• _Exercise prompt_:
Print all of the entries exactly, minus the pictures.

• _The records_:
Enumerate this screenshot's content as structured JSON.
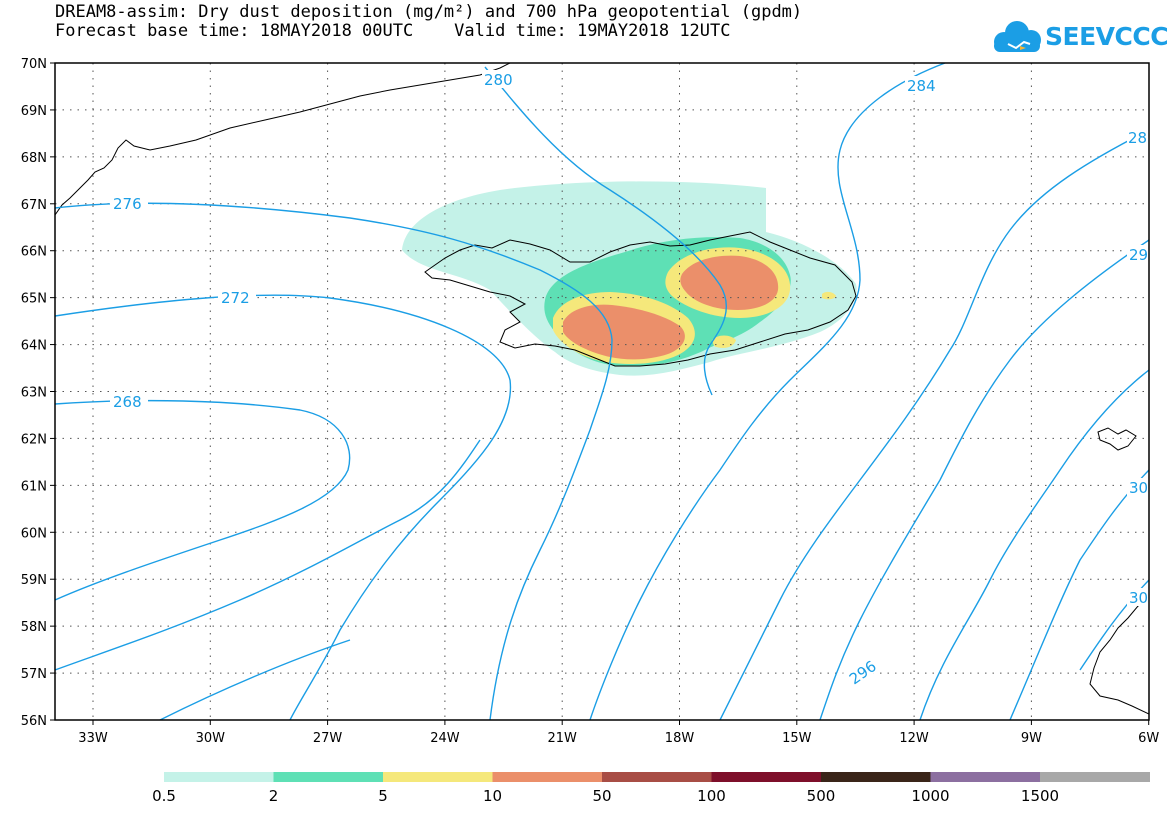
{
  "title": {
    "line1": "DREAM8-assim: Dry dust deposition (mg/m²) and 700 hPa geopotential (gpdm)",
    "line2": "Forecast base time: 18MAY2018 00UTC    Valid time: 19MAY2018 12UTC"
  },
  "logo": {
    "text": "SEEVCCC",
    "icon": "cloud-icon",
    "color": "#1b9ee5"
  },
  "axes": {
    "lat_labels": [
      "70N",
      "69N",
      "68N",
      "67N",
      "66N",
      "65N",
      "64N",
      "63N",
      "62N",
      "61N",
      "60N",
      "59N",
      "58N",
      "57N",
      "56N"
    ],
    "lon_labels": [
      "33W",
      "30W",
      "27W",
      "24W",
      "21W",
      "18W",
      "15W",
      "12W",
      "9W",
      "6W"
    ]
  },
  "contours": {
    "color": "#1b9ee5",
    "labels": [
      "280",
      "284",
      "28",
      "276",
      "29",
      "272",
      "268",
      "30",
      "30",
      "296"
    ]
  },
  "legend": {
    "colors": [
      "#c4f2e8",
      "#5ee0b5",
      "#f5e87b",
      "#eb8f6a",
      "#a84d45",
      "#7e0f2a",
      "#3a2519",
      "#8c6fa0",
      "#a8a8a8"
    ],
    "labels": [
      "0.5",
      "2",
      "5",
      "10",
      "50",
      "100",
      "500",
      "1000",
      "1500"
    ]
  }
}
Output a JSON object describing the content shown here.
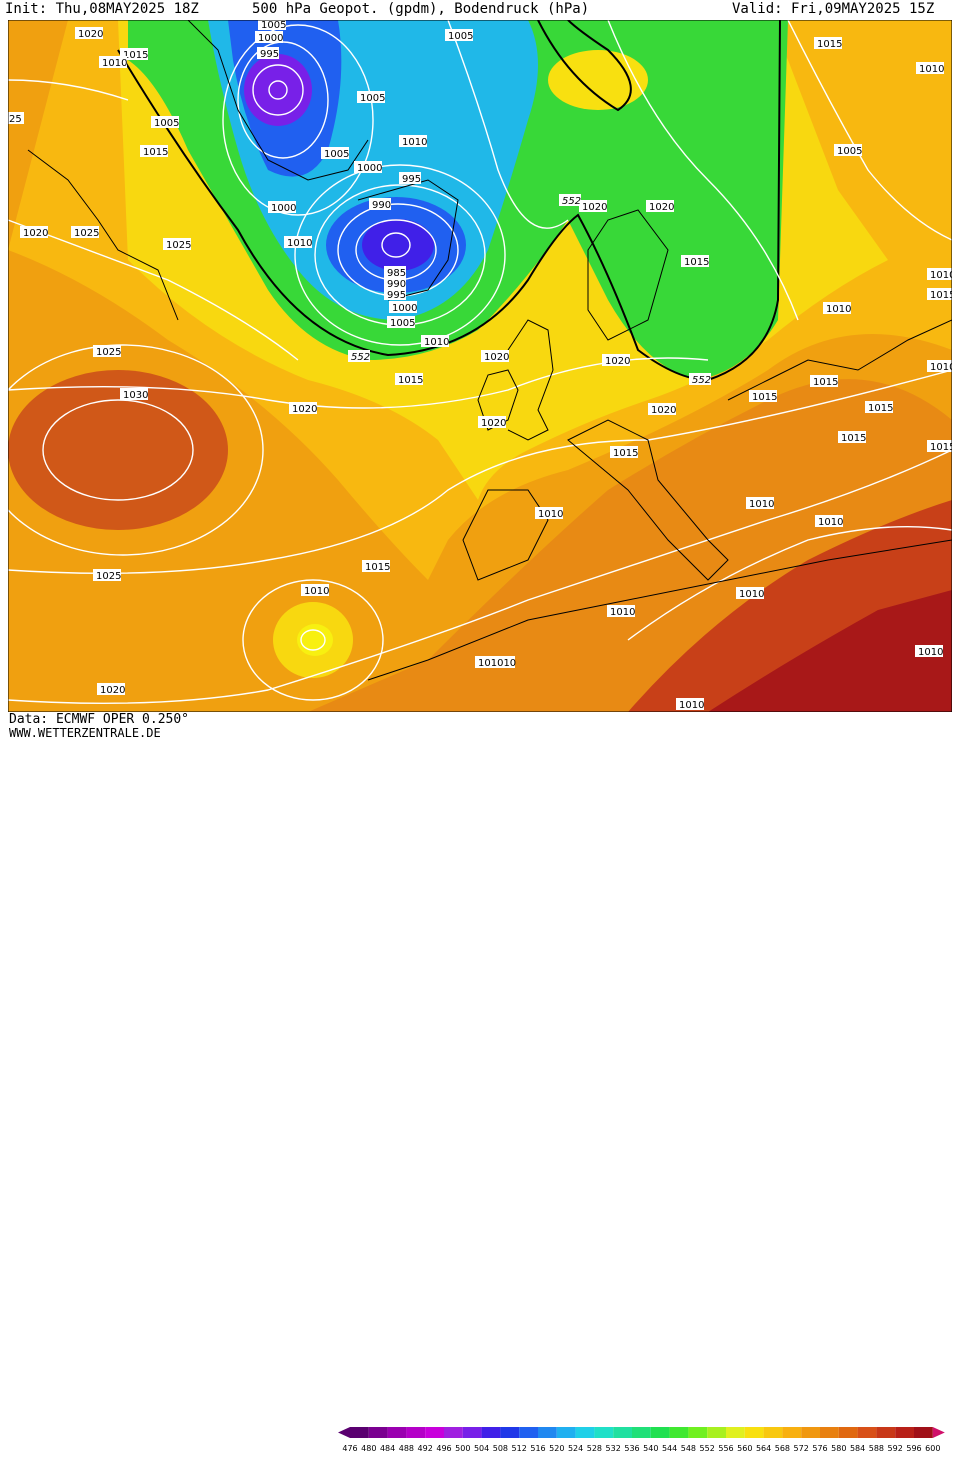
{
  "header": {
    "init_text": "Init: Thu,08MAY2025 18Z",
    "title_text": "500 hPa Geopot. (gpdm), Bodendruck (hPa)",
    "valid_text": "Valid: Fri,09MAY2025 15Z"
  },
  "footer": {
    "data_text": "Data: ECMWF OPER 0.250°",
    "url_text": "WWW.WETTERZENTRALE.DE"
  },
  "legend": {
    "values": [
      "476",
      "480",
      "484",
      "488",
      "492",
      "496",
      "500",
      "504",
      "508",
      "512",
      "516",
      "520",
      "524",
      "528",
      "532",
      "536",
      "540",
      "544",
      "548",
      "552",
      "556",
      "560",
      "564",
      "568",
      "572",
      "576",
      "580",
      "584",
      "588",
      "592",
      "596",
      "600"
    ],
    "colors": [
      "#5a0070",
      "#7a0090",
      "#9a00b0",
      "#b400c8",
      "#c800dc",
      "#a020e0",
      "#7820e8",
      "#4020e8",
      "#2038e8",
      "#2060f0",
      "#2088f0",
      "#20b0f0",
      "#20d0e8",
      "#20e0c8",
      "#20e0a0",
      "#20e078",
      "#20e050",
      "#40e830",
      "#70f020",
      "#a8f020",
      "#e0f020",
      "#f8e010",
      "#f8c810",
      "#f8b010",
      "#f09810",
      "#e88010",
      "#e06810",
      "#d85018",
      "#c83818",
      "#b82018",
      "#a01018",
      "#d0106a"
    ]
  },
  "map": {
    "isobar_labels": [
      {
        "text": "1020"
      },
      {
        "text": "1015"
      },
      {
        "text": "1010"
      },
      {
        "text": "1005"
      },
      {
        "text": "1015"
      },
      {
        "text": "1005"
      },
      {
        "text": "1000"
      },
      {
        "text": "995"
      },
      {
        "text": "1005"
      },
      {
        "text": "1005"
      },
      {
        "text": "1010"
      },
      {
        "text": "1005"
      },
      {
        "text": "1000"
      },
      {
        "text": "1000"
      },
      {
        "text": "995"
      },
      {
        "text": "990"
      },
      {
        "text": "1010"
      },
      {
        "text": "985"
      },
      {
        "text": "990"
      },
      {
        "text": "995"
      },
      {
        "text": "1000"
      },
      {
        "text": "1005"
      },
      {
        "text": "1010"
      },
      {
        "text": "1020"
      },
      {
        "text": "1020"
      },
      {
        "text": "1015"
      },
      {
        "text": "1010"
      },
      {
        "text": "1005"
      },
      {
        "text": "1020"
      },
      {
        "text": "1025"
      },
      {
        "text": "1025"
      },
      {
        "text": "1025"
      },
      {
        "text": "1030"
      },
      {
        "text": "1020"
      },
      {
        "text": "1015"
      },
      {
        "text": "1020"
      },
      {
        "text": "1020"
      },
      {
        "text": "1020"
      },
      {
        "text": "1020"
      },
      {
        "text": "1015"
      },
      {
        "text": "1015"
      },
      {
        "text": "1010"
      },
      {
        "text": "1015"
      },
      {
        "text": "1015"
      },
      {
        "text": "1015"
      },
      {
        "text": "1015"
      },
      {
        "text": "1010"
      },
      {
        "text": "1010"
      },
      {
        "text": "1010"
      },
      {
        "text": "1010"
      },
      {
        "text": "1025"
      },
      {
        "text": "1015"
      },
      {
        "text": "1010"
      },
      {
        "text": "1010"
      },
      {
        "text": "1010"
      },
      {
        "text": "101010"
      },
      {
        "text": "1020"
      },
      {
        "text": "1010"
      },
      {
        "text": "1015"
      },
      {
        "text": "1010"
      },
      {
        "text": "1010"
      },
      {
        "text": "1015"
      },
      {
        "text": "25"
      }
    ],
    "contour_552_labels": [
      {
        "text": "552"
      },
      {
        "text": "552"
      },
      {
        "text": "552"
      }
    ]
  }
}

• _Expected answer_:
Enumerate this screenshot's content as structured JSON.
{
  "title": {
    "line1": "DREAM8-assim: Dry dust deposition (mg/m²) and 700 hPa geopotential (gpdm)",
    "line2": "Forecast base time: 18MAY2018 00UTC    Valid time: 19MAY2018 12UTC"
  },
  "logo": {
    "text": "SEEVCCC",
    "icon": "cloud-icon",
    "color": "#1b9ee5"
  },
  "axes": {
    "lat_labels": [
      "70N",
      "69N",
      "68N",
      "67N",
      "66N",
      "65N",
      "64N",
      "63N",
      "62N",
      "61N",
      "60N",
      "59N",
      "58N",
      "57N",
      "56N"
    ],
    "lon_labels": [
      "33W",
      "30W",
      "27W",
      "24W",
      "21W",
      "18W",
      "15W",
      "12W",
      "9W",
      "6W"
    ]
  },
  "contours": {
    "color": "#1b9ee5",
    "labels": [
      "280",
      "284",
      "28",
      "276",
      "29",
      "272",
      "268",
      "30",
      "30",
      "296"
    ]
  },
  "legend": {
    "colors": [
      "#c4f2e8",
      "#5ee0b5",
      "#f5e87b",
      "#eb8f6a",
      "#a84d45",
      "#7e0f2a",
      "#3a2519",
      "#8c6fa0",
      "#a8a8a8"
    ],
    "labels": [
      "0.5",
      "2",
      "5",
      "10",
      "50",
      "100",
      "500",
      "1000",
      "1500"
    ]
  }
}
Output a JSON object describing the content shown here.
{
  "header": {
    "init_text": "Init: Thu,08MAY2025 18Z",
    "title_text": "500 hPa Geopot. (gpdm), Bodendruck (hPa)",
    "valid_text": "Valid: Fri,09MAY2025 15Z"
  },
  "footer": {
    "data_text": "Data: ECMWF OPER 0.250°",
    "url_text": "WWW.WETTERZENTRALE.DE"
  },
  "legend": {
    "values": [
      "476",
      "480",
      "484",
      "488",
      "492",
      "496",
      "500",
      "504",
      "508",
      "512",
      "516",
      "520",
      "524",
      "528",
      "532",
      "536",
      "540",
      "544",
      "548",
      "552",
      "556",
      "560",
      "564",
      "568",
      "572",
      "576",
      "580",
      "584",
      "588",
      "592",
      "596",
      "600"
    ],
    "colors": [
      "#5a0070",
      "#7a0090",
      "#9a00b0",
      "#b400c8",
      "#c800dc",
      "#a020e0",
      "#7820e8",
      "#4020e8",
      "#2038e8",
      "#2060f0",
      "#2088f0",
      "#20b0f0",
      "#20d0e8",
      "#20e0c8",
      "#20e0a0",
      "#20e078",
      "#20e050",
      "#40e830",
      "#70f020",
      "#a8f020",
      "#e0f020",
      "#f8e010",
      "#f8c810",
      "#f8b010",
      "#f09810",
      "#e88010",
      "#e06810",
      "#d85018",
      "#c83818",
      "#b82018",
      "#a01018",
      "#d0106a"
    ]
  },
  "map": {
    "isobar_labels": [
      {
        "text": "1020"
      },
      {
        "text": "1015"
      },
      {
        "text": "1010"
      },
      {
        "text": "1005"
      },
      {
        "text": "1015"
      },
      {
        "text": "1005"
      },
      {
        "text": "1000"
      },
      {
        "text": "995"
      },
      {
        "text": "1005"
      },
      {
        "text": "1005"
      },
      {
        "text": "1010"
      },
      {
        "text": "1005"
      },
      {
        "text": "1000"
      },
      {
        "text": "1000"
      },
      {
        "text": "995"
      },
      {
        "text": "990"
      },
      {
        "text": "1010"
      },
      {
        "text": "985"
      },
      {
        "text": "990"
      },
      {
        "text": "995"
      },
      {
        "text": "1000"
      },
      {
        "text": "1005"
      },
      {
        "text": "1010"
      },
      {
        "text": "1020"
      },
      {
        "text": "1020"
      },
      {
        "text": "1015"
      },
      {
        "text": "1010"
      },
      {
        "text": "1005"
      },
      {
        "text": "1020"
      },
      {
        "text": "1025"
      },
      {
        "text": "1025"
      },
      {
        "text": "1025"
      },
      {
        "text": "1030"
      },
      {
        "text": "1020"
      },
      {
        "text": "1015"
      },
      {
        "text": "1020"
      },
      {
        "text": "1020"
      },
      {
        "text": "1020"
      },
      {
        "text": "1020"
      },
      {
        "text": "1015"
      },
      {
        "text": "1015"
      },
      {
        "text": "1010"
      },
      {
        "text": "1015"
      },
      {
        "text": "1015"
      },
      {
        "text": "1015"
      },
      {
        "text": "1015"
      },
      {
        "text": "1010"
      },
      {
        "text": "1010"
      },
      {
        "text": "1010"
      },
      {
        "text": "1010"
      },
      {
        "text": "1025"
      },
      {
        "text": "1015"
      },
      {
        "text": "1010"
      },
      {
        "text": "1010"
      },
      {
        "text": "1010"
      },
      {
        "text": "101010"
      },
      {
        "text": "1020"
      },
      {
        "text": "1010"
      },
      {
        "text": "1015"
      },
      {
        "text": "1010"
      },
      {
        "text": "1010"
      },
      {
        "text": "1015"
      },
      {
        "text": "25"
      }
    ],
    "contour_552_labels": [
      {
        "text": "552"
      },
      {
        "text": "552"
      },
      {
        "text": "552"
      }
    ]
  }
}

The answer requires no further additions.